++++ Records for this task ++++

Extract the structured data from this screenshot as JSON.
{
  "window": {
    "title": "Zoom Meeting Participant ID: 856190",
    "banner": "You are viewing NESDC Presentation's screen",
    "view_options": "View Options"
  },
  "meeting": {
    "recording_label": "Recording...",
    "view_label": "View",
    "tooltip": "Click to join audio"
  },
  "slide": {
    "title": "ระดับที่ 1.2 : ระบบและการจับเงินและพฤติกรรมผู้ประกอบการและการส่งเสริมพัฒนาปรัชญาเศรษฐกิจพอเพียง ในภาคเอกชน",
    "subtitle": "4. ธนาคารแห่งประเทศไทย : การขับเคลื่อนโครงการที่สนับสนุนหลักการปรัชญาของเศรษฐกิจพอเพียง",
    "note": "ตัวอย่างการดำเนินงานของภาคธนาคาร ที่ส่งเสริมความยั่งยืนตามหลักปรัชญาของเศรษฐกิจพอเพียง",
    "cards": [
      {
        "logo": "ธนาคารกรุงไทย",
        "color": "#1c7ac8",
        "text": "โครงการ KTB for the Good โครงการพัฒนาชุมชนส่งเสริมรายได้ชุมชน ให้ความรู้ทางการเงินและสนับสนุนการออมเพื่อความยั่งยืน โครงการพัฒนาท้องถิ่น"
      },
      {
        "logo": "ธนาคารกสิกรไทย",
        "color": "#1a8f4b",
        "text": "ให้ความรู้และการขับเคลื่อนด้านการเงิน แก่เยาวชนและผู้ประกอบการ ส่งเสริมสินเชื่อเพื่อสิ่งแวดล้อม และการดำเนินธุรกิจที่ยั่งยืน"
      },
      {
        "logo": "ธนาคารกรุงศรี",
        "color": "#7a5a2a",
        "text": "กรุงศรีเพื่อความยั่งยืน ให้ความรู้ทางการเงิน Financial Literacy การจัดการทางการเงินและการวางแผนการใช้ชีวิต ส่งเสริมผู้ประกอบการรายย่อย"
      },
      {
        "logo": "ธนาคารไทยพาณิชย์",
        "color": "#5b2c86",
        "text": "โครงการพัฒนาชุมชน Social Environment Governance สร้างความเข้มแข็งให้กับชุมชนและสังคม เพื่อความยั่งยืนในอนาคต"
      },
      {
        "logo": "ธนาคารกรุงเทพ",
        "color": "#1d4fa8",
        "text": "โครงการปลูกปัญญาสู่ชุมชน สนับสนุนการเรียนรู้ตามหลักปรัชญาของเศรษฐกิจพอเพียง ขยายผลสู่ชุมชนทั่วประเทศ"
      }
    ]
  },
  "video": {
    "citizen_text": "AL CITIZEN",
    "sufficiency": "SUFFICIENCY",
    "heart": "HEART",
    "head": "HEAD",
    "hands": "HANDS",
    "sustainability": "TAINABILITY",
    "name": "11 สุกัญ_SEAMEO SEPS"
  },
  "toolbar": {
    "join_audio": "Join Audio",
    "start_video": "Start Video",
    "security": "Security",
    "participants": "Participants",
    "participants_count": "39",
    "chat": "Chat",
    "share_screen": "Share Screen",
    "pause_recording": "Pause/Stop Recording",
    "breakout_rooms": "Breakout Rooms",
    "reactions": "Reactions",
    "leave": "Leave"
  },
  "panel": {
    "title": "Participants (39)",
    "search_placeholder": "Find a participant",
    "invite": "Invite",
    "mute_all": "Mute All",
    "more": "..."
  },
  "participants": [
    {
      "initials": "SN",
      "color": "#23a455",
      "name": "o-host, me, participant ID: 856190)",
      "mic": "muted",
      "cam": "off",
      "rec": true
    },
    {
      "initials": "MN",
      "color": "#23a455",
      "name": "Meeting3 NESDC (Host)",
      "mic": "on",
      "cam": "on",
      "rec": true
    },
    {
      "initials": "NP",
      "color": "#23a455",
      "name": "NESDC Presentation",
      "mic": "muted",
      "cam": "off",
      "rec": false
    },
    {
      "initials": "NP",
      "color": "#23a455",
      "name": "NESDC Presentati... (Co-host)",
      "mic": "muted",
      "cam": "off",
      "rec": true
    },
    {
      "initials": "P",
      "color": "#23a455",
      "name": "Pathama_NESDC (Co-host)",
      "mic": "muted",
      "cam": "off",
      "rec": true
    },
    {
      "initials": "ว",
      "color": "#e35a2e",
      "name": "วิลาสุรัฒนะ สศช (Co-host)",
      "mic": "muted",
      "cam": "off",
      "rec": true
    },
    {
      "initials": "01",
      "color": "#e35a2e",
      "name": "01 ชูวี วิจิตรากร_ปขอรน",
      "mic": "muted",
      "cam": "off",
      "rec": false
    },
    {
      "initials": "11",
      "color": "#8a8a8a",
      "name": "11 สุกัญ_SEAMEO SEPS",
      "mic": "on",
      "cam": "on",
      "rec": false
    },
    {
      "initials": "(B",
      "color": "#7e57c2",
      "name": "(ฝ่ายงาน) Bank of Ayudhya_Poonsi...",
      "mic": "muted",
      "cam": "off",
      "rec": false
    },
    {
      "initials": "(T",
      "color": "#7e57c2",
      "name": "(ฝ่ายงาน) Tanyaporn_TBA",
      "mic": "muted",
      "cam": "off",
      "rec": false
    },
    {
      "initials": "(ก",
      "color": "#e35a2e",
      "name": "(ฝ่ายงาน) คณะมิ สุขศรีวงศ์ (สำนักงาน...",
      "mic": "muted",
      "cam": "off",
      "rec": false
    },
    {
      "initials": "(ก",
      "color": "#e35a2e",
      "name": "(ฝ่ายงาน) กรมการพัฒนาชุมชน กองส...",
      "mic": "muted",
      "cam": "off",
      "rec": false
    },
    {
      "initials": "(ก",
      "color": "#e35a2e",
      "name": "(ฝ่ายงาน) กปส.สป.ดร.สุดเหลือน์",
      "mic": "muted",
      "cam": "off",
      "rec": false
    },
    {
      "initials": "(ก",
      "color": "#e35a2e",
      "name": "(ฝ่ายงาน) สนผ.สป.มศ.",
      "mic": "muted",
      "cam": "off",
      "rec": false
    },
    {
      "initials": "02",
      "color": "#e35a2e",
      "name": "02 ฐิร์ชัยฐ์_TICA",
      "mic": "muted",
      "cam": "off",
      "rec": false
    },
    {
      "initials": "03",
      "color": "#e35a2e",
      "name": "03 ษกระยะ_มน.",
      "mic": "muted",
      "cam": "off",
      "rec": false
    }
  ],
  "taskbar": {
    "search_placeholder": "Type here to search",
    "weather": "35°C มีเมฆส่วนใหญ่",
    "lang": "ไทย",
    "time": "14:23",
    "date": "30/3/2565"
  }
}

++++

**Short task**
Copy out the lines in which the string "โครงการพ" appears.

**Exercise response**
        "text": "โครงการ KTB for the Good โครงการพัฒนาชุมชนส่งเสริมรายได้ชุมชน ให้ความรู้ทางการเงินและสนับสนุนการออมเพื่อความยั่งยืน โครงการพัฒนาท้องถิ่น"
        "text": "โครงการพัฒนาชุมชน Social Environment Governance สร้างความเข้มแข็งให้กับชุมชนและสังคม เพื่อความยั่งยืนในอนาคต"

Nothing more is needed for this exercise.